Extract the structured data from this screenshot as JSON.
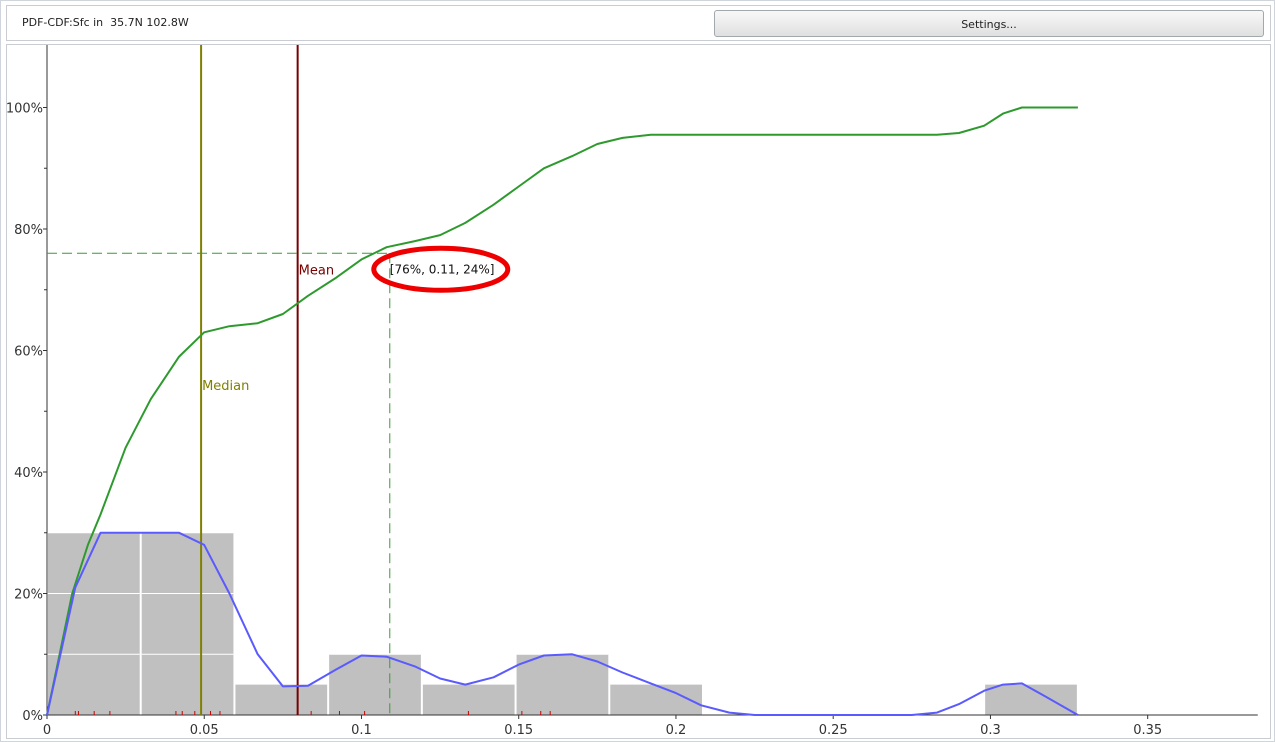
{
  "header": {
    "title": "PDF-CDF:Sfc in  35.7N 102.8W",
    "settings_label": "Settings..."
  },
  "chart_data": {
    "type": "bar",
    "title": "",
    "xlabel": "",
    "ylabel": "",
    "xlim": [
      0,
      0.385
    ],
    "ylim": [
      0,
      1.11
    ],
    "x_ticks": [
      {
        "value": 0,
        "label": "0"
      },
      {
        "value": 0.05,
        "label": "0.05"
      },
      {
        "value": 0.1,
        "label": "0.1"
      },
      {
        "value": 0.15,
        "label": "0.15"
      },
      {
        "value": 0.2,
        "label": "0.2"
      },
      {
        "value": 0.25,
        "label": "0.25"
      },
      {
        "value": 0.3,
        "label": "0.3"
      },
      {
        "value": 0.35,
        "label": "0.35"
      }
    ],
    "y_ticks": [
      {
        "value": 0,
        "label": "0%"
      },
      {
        "value": 0.2,
        "label": "20%"
      },
      {
        "value": 0.4,
        "label": "40%"
      },
      {
        "value": 0.6,
        "label": "60%"
      },
      {
        "value": 0.8,
        "label": "80%"
      },
      {
        "value": 1.0,
        "label": "100%"
      }
    ],
    "y_minor_ticks": [
      0.1,
      0.3,
      0.5,
      0.7,
      0.9
    ],
    "histogram": {
      "color": "#c0c0c0",
      "bins": [
        {
          "x0": 0.0,
          "x1": 0.0298,
          "value": 0.3
        },
        {
          "x0": 0.0298,
          "x1": 0.0596,
          "value": 0.3
        },
        {
          "x0": 0.0596,
          "x1": 0.0894,
          "value": 0.05
        },
        {
          "x0": 0.0894,
          "x1": 0.1192,
          "value": 0.1
        },
        {
          "x0": 0.1192,
          "x1": 0.149,
          "value": 0.05
        },
        {
          "x0": 0.149,
          "x1": 0.1788,
          "value": 0.1
        },
        {
          "x0": 0.1788,
          "x1": 0.2086,
          "value": 0.05
        },
        {
          "x0": 0.2086,
          "x1": 0.2384,
          "value": 0
        },
        {
          "x0": 0.2384,
          "x1": 0.2682,
          "value": 0
        },
        {
          "x0": 0.2682,
          "x1": 0.298,
          "value": 0
        },
        {
          "x0": 0.298,
          "x1": 0.3278,
          "value": 0.05
        }
      ]
    },
    "series": [
      {
        "color": "#2e9a2e",
        "x": [
          0,
          0.004,
          0.008,
          0.013,
          0.017,
          0.025,
          0.033,
          0.042,
          0.05,
          0.058,
          0.067,
          0.075,
          0.083,
          0.092,
          0.1,
          0.108,
          0.117,
          0.125,
          0.133,
          0.142,
          0.15,
          0.158,
          0.167,
          0.175,
          0.183,
          0.192,
          0.2,
          0.208,
          0.217,
          0.225,
          0.233,
          0.242,
          0.25,
          0.258,
          0.267,
          0.275,
          0.283,
          0.29,
          0.298,
          0.304,
          0.31,
          0.3278
        ],
        "y": [
          0,
          0.1,
          0.2,
          0.28,
          0.33,
          0.44,
          0.52,
          0.59,
          0.63,
          0.64,
          0.645,
          0.66,
          0.69,
          0.72,
          0.75,
          0.77,
          0.78,
          0.79,
          0.81,
          0.84,
          0.87,
          0.9,
          0.92,
          0.94,
          0.95,
          0.955,
          0.955,
          0.955,
          0.955,
          0.955,
          0.955,
          0.955,
          0.955,
          0.955,
          0.955,
          0.955,
          0.955,
          0.958,
          0.97,
          0.99,
          1.0,
          1.0
        ]
      },
      {
        "color": "#5a5aff",
        "x": [
          0,
          0.009,
          0.017,
          0.025,
          0.033,
          0.042,
          0.05,
          0.058,
          0.067,
          0.075,
          0.083,
          0.092,
          0.1,
          0.108,
          0.117,
          0.125,
          0.133,
          0.142,
          0.15,
          0.158,
          0.167,
          0.175,
          0.183,
          0.192,
          0.2,
          0.208,
          0.217,
          0.225,
          0.25,
          0.275,
          0.283,
          0.29,
          0.298,
          0.304,
          0.31,
          0.317,
          0.3278
        ],
        "y": [
          0,
          0.21,
          0.3,
          0.3,
          0.3,
          0.3,
          0.28,
          0.2,
          0.1,
          0.047,
          0.048,
          0.075,
          0.098,
          0.096,
          0.08,
          0.06,
          0.05,
          0.062,
          0.083,
          0.098,
          0.1,
          0.088,
          0.07,
          0.052,
          0.036,
          0.016,
          0.004,
          0,
          0,
          0,
          0.004,
          0.018,
          0.04,
          0.05,
          0.052,
          0.032,
          0
        ]
      }
    ],
    "vertical_lines": [
      {
        "x": 0.049,
        "label": "Median",
        "color": "#808000",
        "label_y": 0.535
      },
      {
        "x": 0.0797,
        "label": "Mean",
        "color": "#7a0000",
        "label_y": 0.725
      }
    ],
    "crosshair": {
      "x": 0.109,
      "y": 0.76,
      "color": "#3a9a3a",
      "label": "[76%, 0.11, 24%]"
    },
    "highlight_color": "#ee0000",
    "rug_color": "#cc0000",
    "rug": [
      0.009,
      0.01,
      0.015,
      0.02,
      0.041,
      0.043,
      0.047,
      0.052,
      0.055,
      0.084,
      0.093,
      0.101,
      0.134,
      0.151,
      0.157,
      0.16
    ]
  }
}
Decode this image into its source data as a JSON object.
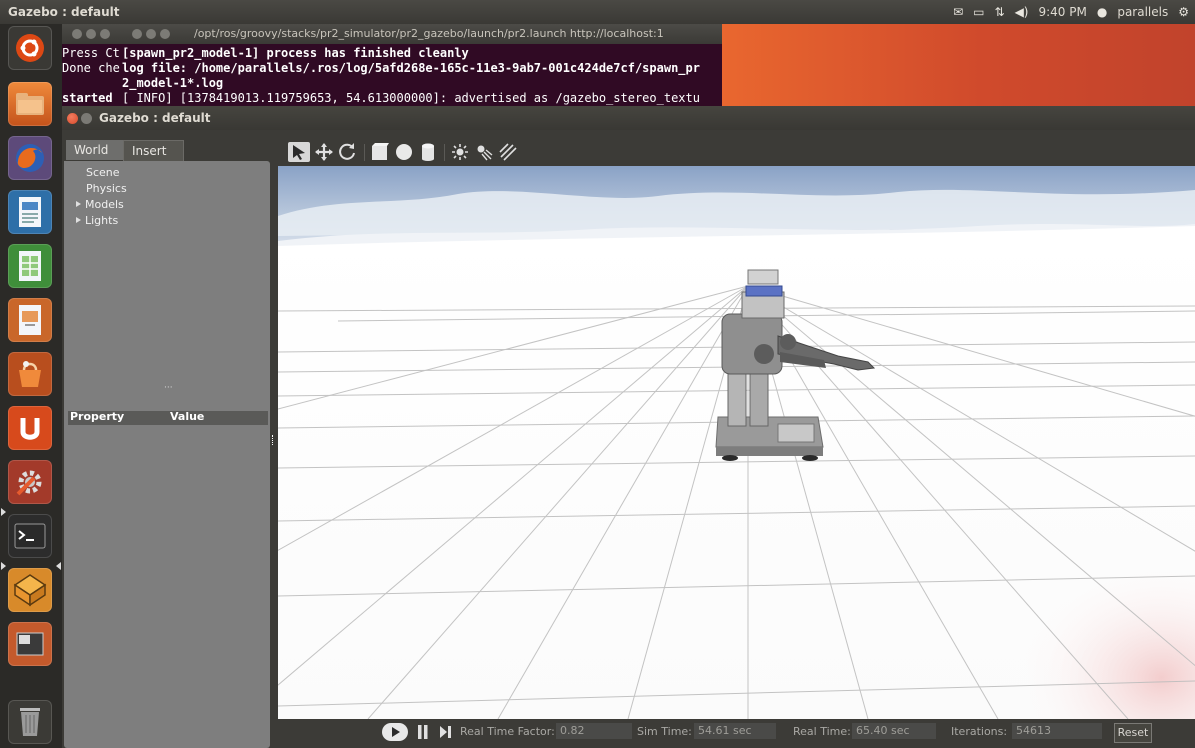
{
  "top_panel": {
    "title": "Gazebo : default",
    "tray_icons": [
      "mail-icon",
      "battery-icon",
      "network-icon",
      "volume-icon"
    ],
    "time": "9:40 PM",
    "user": "parallels"
  },
  "launcher": {
    "items": [
      "ubuntu-logo-icon",
      "files-icon",
      "firefox-icon",
      "writer-icon",
      "calc-icon",
      "impress-icon",
      "software-center-icon",
      "ubuntu-one-icon",
      "settings-icon",
      "terminal-icon",
      "gazebo-icon",
      "workspace-switcher-icon",
      "trash-icon"
    ]
  },
  "terminal": {
    "title": "/opt/ros/groovy/stacks/pr2_simulator/pr2_gazebo/launch/pr2.launch http://localhost:1",
    "lines": [
      "Press Ct",
      "Done che",
      "started "
    ],
    "overlay_lines": [
      "[spawn_pr2_model-1] process has finished cleanly",
      "log file: /home/parallels/.ros/log/5afd268e-165c-11e3-9ab7-001c424de7cf/spawn_pr",
      "2_model-1*.log",
      "[ INFO] [1378419013.119759653, 54.613000000]: advertised as /gazebo_stereo_textu"
    ]
  },
  "gazebo": {
    "title": "Gazebo : default",
    "tabs": [
      "World",
      "Insert"
    ],
    "tree": [
      {
        "label": "Scene",
        "expandable": false
      },
      {
        "label": "Physics",
        "expandable": false
      },
      {
        "label": "Models",
        "expandable": true
      },
      {
        "label": "Lights",
        "expandable": true
      }
    ],
    "property_header": {
      "property": "Property",
      "value": "Value"
    },
    "toolbar_icons": [
      "select-arrow-icon",
      "translate-icon",
      "rotate-icon",
      "box-icon",
      "sphere-icon",
      "cylinder-icon",
      "point-light-icon",
      "spot-light-icon",
      "directional-light-icon"
    ],
    "bottom_bar": {
      "real_time_factor_label": "Real Time Factor:",
      "real_time_factor": "0.82",
      "sim_time_label": "Sim Time:",
      "sim_time": "54.61 sec",
      "real_time_label": "Real Time:",
      "real_time": "65.40 sec",
      "iterations_label": "Iterations:",
      "iterations": "54613",
      "reset_label": "Reset"
    }
  }
}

::::::::::

Give an exact reproduction of every line, leaving out any picture.

== Exercise result ==
Extract the structured data from this screenshot as JSON.
{
  "header": {
    "title": "PDF-CDF:Sfc in  35.7N 102.8W",
    "settings_label": "Settings..."
  },
  "chart_data": {
    "type": "bar",
    "title": "",
    "xlabel": "",
    "ylabel": "",
    "xlim": [
      0,
      0.385
    ],
    "ylim": [
      0,
      1.11
    ],
    "x_ticks": [
      {
        "value": 0,
        "label": "0"
      },
      {
        "value": 0.05,
        "label": "0.05"
      },
      {
        "value": 0.1,
        "label": "0.1"
      },
      {
        "value": 0.15,
        "label": "0.15"
      },
      {
        "value": 0.2,
        "label": "0.2"
      },
      {
        "value": 0.25,
        "label": "0.25"
      },
      {
        "value": 0.3,
        "label": "0.3"
      },
      {
        "value": 0.35,
        "label": "0.35"
      }
    ],
    "y_ticks": [
      {
        "value": 0,
        "label": "0%"
      },
      {
        "value": 0.2,
        "label": "20%"
      },
      {
        "value": 0.4,
        "label": "40%"
      },
      {
        "value": 0.6,
        "label": "60%"
      },
      {
        "value": 0.8,
        "label": "80%"
      },
      {
        "value": 1.0,
        "label": "100%"
      }
    ],
    "y_minor_ticks": [
      0.1,
      0.3,
      0.5,
      0.7,
      0.9
    ],
    "histogram": {
      "color": "#c0c0c0",
      "bins": [
        {
          "x0": 0.0,
          "x1": 0.0298,
          "value": 0.3
        },
        {
          "x0": 0.0298,
          "x1": 0.0596,
          "value": 0.3
        },
        {
          "x0": 0.0596,
          "x1": 0.0894,
          "value": 0.05
        },
        {
          "x0": 0.0894,
          "x1": 0.1192,
          "value": 0.1
        },
        {
          "x0": 0.1192,
          "x1": 0.149,
          "value": 0.05
        },
        {
          "x0": 0.149,
          "x1": 0.1788,
          "value": 0.1
        },
        {
          "x0": 0.1788,
          "x1": 0.2086,
          "value": 0.05
        },
        {
          "x0": 0.2086,
          "x1": 0.2384,
          "value": 0
        },
        {
          "x0": 0.2384,
          "x1": 0.2682,
          "value": 0
        },
        {
          "x0": 0.2682,
          "x1": 0.298,
          "value": 0
        },
        {
          "x0": 0.298,
          "x1": 0.3278,
          "value": 0.05
        }
      ]
    },
    "series": [
      {
        "color": "#2e9a2e",
        "x": [
          0,
          0.004,
          0.008,
          0.013,
          0.017,
          0.025,
          0.033,
          0.042,
          0.05,
          0.058,
          0.067,
          0.075,
          0.083,
          0.092,
          0.1,
          0.108,
          0.117,
          0.125,
          0.133,
          0.142,
          0.15,
          0.158,
          0.167,
          0.175,
          0.183,
          0.192,
          0.2,
          0.208,
          0.217,
          0.225,
          0.233,
          0.242,
          0.25,
          0.258,
          0.267,
          0.275,
          0.283,
          0.29,
          0.298,
          0.304,
          0.31,
          0.3278
        ],
        "y": [
          0,
          0.1,
          0.2,
          0.28,
          0.33,
          0.44,
          0.52,
          0.59,
          0.63,
          0.64,
          0.645,
          0.66,
          0.69,
          0.72,
          0.75,
          0.77,
          0.78,
          0.79,
          0.81,
          0.84,
          0.87,
          0.9,
          0.92,
          0.94,
          0.95,
          0.955,
          0.955,
          0.955,
          0.955,
          0.955,
          0.955,
          0.955,
          0.955,
          0.955,
          0.955,
          0.955,
          0.955,
          0.958,
          0.97,
          0.99,
          1.0,
          1.0
        ]
      },
      {
        "color": "#5a5aff",
        "x": [
          0,
          0.009,
          0.017,
          0.025,
          0.033,
          0.042,
          0.05,
          0.058,
          0.067,
          0.075,
          0.083,
          0.092,
          0.1,
          0.108,
          0.117,
          0.125,
          0.133,
          0.142,
          0.15,
          0.158,
          0.167,
          0.175,
          0.183,
          0.192,
          0.2,
          0.208,
          0.217,
          0.225,
          0.25,
          0.275,
          0.283,
          0.29,
          0.298,
          0.304,
          0.31,
          0.317,
          0.3278
        ],
        "y": [
          0,
          0.21,
          0.3,
          0.3,
          0.3,
          0.3,
          0.28,
          0.2,
          0.1,
          0.047,
          0.048,
          0.075,
          0.098,
          0.096,
          0.08,
          0.06,
          0.05,
          0.062,
          0.083,
          0.098,
          0.1,
          0.088,
          0.07,
          0.052,
          0.036,
          0.016,
          0.004,
          0,
          0,
          0,
          0.004,
          0.018,
          0.04,
          0.05,
          0.052,
          0.032,
          0
        ]
      }
    ],
    "vertical_lines": [
      {
        "x": 0.049,
        "label": "Median",
        "color": "#808000",
        "label_y": 0.535
      },
      {
        "x": 0.0797,
        "label": "Mean",
        "color": "#7a0000",
        "label_y": 0.725
      }
    ],
    "crosshair": {
      "x": 0.109,
      "y": 0.76,
      "color": "#3a9a3a",
      "label": "[76%, 0.11, 24%]"
    },
    "highlight_color": "#ee0000",
    "rug_color": "#cc0000",
    "rug": [
      0.009,
      0.01,
      0.015,
      0.02,
      0.041,
      0.043,
      0.047,
      0.052,
      0.055,
      0.084,
      0.093,
      0.101,
      0.134,
      0.151,
      0.157,
      0.16
    ]
  }
}
Decode this image into its source data as a JSON object.
{
  "top_panel": {
    "title": "Gazebo : default",
    "tray_icons": [
      "mail-icon",
      "battery-icon",
      "network-icon",
      "volume-icon"
    ],
    "time": "9:40 PM",
    "user": "parallels"
  },
  "launcher": {
    "items": [
      "ubuntu-logo-icon",
      "files-icon",
      "firefox-icon",
      "writer-icon",
      "calc-icon",
      "impress-icon",
      "software-center-icon",
      "ubuntu-one-icon",
      "settings-icon",
      "terminal-icon",
      "gazebo-icon",
      "workspace-switcher-icon",
      "trash-icon"
    ]
  },
  "terminal": {
    "title": "/opt/ros/groovy/stacks/pr2_simulator/pr2_gazebo/launch/pr2.launch http://localhost:1",
    "lines": [
      "Press Ct",
      "Done che",
      "started "
    ],
    "overlay_lines": [
      "[spawn_pr2_model-1] process has finished cleanly",
      "log file: /home/parallels/.ros/log/5afd268e-165c-11e3-9ab7-001c424de7cf/spawn_pr",
      "2_model-1*.log",
      "[ INFO] [1378419013.119759653, 54.613000000]: advertised as /gazebo_stereo_textu"
    ]
  },
  "gazebo": {
    "title": "Gazebo : default",
    "tabs": [
      "World",
      "Insert"
    ],
    "tree": [
      {
        "label": "Scene",
        "expandable": false
      },
      {
        "label": "Physics",
        "expandable": false
      },
      {
        "label": "Models",
        "expandable": true
      },
      {
        "label": "Lights",
        "expandable": true
      }
    ],
    "property_header": {
      "property": "Property",
      "value": "Value"
    },
    "toolbar_icons": [
      "select-arrow-icon",
      "translate-icon",
      "rotate-icon",
      "box-icon",
      "sphere-icon",
      "cylinder-icon",
      "point-light-icon",
      "spot-light-icon",
      "directional-light-icon"
    ],
    "bottom_bar": {
      "real_time_factor_label": "Real Time Factor:",
      "real_time_factor": "0.82",
      "sim_time_label": "Sim Time:",
      "sim_time": "54.61 sec",
      "real_time_label": "Real Time:",
      "real_time": "65.40 sec",
      "iterations_label": "Iterations:",
      "iterations": "54613",
      "reset_label": "Reset"
    }
  }
}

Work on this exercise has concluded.